--- Start of Data shown ---
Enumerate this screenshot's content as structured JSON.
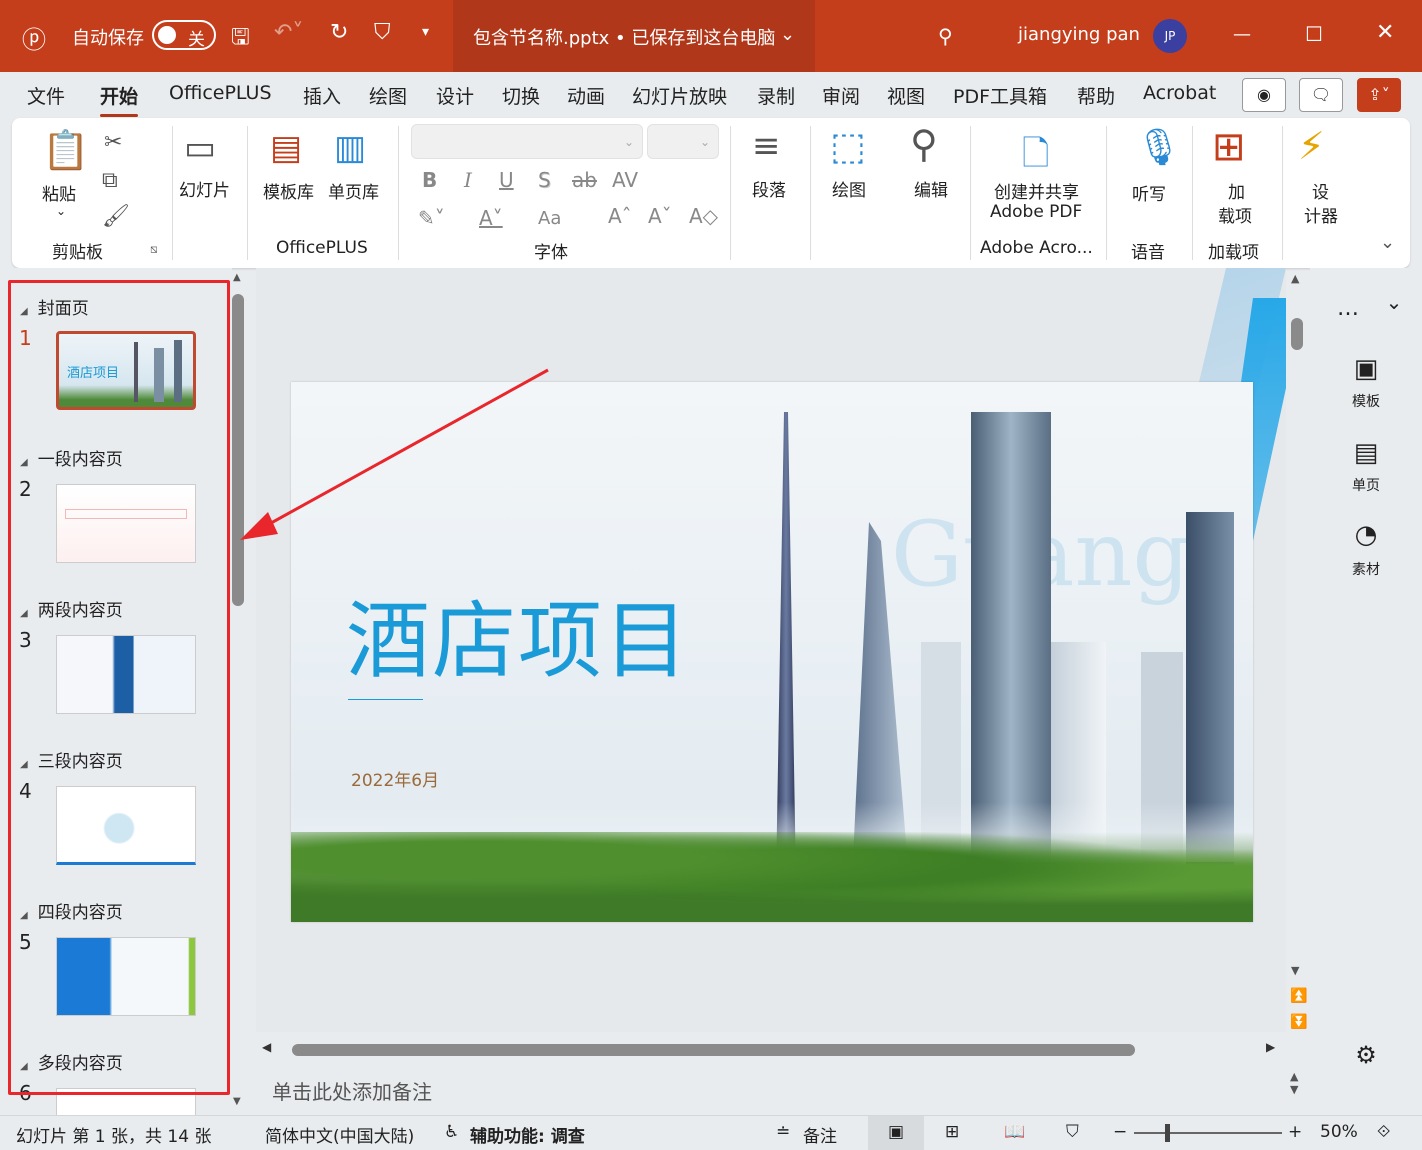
--- End of Data shown ---
--- Start of Data shown ---
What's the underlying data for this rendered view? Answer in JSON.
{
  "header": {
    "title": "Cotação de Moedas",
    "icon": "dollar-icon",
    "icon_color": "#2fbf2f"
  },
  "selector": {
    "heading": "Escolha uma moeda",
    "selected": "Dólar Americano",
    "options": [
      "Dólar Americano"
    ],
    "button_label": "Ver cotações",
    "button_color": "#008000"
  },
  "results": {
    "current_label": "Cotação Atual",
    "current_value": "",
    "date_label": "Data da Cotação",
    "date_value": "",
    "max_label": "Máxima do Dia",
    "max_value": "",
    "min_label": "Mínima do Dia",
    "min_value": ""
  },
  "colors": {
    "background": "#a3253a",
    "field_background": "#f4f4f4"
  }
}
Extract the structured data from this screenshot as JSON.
--- End of Data shown ---
--- Start of Data shown ---
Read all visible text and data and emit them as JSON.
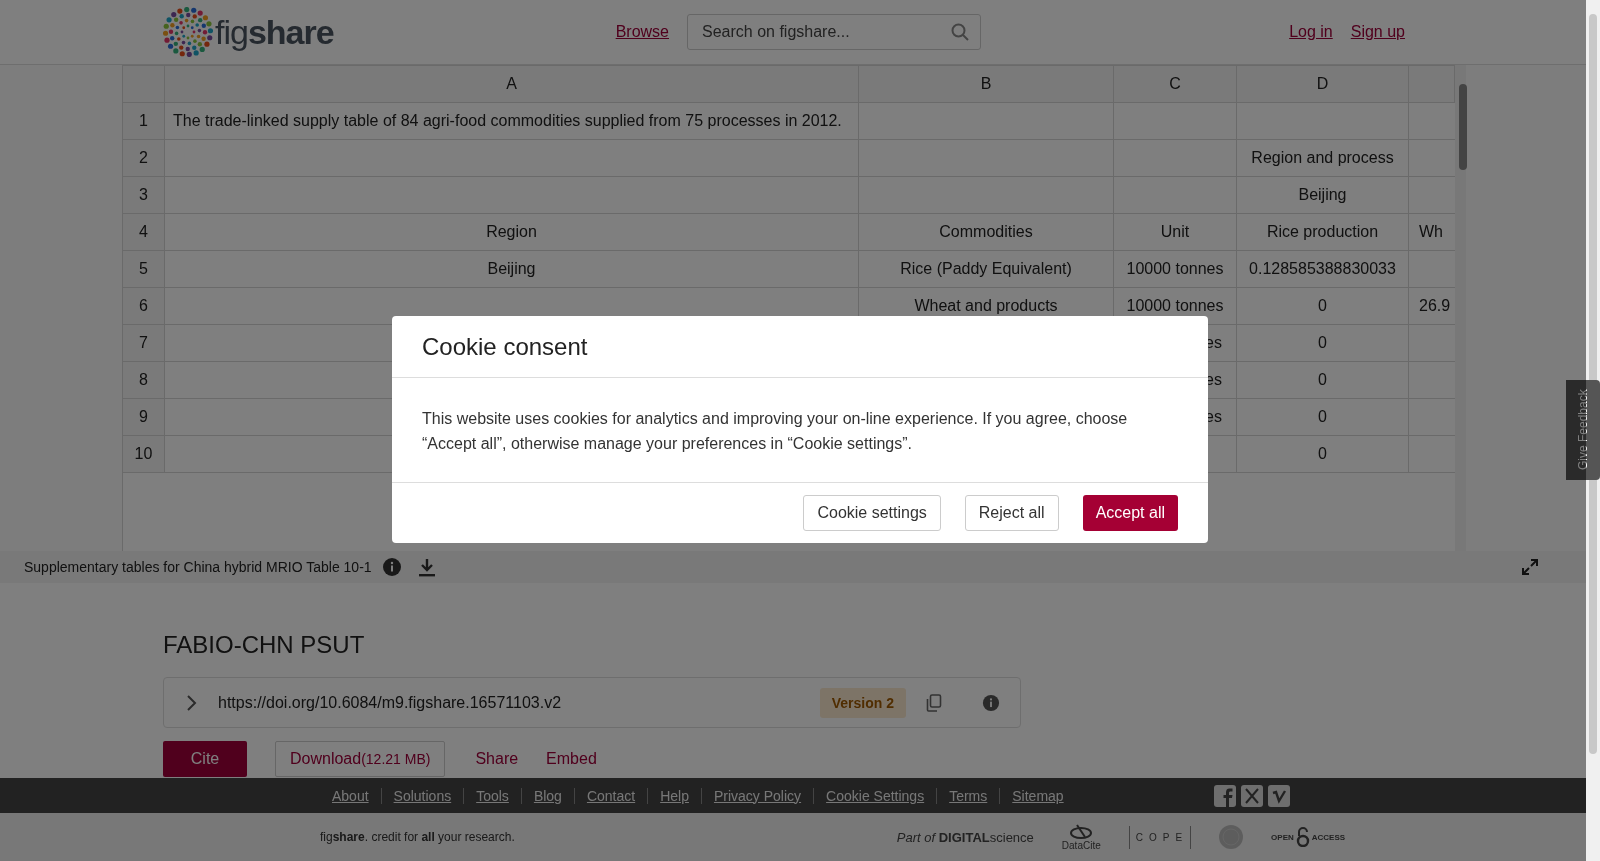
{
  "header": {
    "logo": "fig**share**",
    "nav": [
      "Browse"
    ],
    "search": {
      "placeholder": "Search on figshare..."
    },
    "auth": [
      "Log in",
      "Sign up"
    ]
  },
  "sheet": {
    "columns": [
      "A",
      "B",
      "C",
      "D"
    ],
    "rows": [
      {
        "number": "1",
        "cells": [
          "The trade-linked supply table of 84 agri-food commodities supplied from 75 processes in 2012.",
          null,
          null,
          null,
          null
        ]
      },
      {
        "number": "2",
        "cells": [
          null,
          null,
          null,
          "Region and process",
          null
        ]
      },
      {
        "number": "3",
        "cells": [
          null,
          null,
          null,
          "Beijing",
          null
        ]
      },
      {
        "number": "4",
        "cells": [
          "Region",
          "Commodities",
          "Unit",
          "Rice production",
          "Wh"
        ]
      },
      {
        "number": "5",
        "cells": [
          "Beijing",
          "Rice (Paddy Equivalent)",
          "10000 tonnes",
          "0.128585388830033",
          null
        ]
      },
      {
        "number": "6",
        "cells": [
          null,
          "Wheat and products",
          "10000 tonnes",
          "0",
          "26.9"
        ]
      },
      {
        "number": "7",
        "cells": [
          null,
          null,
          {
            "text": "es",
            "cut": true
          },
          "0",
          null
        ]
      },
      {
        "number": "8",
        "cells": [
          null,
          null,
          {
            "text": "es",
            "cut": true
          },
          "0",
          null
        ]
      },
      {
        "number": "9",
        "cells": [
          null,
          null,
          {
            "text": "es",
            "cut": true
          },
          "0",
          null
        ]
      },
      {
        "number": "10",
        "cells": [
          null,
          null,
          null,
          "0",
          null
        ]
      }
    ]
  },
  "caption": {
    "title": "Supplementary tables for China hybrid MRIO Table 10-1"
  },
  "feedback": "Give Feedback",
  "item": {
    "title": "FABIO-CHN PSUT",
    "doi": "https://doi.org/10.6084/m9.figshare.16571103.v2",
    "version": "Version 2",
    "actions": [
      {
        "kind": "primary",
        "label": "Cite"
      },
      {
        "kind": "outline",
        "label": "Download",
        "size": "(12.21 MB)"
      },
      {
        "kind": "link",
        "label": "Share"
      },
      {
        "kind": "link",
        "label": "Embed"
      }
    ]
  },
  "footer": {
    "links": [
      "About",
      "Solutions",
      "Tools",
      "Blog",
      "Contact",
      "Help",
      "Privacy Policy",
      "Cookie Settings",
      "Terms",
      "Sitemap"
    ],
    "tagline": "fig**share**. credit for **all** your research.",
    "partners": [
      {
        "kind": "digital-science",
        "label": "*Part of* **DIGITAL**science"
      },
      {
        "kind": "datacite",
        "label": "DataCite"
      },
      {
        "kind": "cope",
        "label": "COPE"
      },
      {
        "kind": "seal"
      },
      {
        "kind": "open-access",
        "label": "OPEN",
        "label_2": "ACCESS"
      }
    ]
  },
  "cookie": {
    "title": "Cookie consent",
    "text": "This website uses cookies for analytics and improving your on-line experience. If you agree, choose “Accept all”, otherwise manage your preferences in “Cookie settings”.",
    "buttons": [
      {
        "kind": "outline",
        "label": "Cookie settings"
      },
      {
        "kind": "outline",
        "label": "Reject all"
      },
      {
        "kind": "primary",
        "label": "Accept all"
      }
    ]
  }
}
--- End of Data shown ---
* [Your goal] As listed above, the lines from the line with "What's the underlying" to the line with "Extract the structured" are to be echoed exactly, with both ends included and nothing added.

* [Task output]
What's the underlying data for this rendered view? Answer in JSON.
{
  "header": {
    "title": "Cotação de Moedas",
    "icon": "dollar-icon",
    "icon_color": "#2fbf2f"
  },
  "selector": {
    "heading": "Escolha uma moeda",
    "selected": "Dólar Americano",
    "options": [
      "Dólar Americano"
    ],
    "button_label": "Ver cotações",
    "button_color": "#008000"
  },
  "results": {
    "current_label": "Cotação Atual",
    "current_value": "",
    "date_label": "Data da Cotação",
    "date_value": "",
    "max_label": "Máxima do Dia",
    "max_value": "",
    "min_label": "Mínima do Dia",
    "min_value": ""
  },
  "colors": {
    "background": "#a3253a",
    "field_background": "#f4f4f4"
  }
}
Extract the structured data from this screenshot as JSON.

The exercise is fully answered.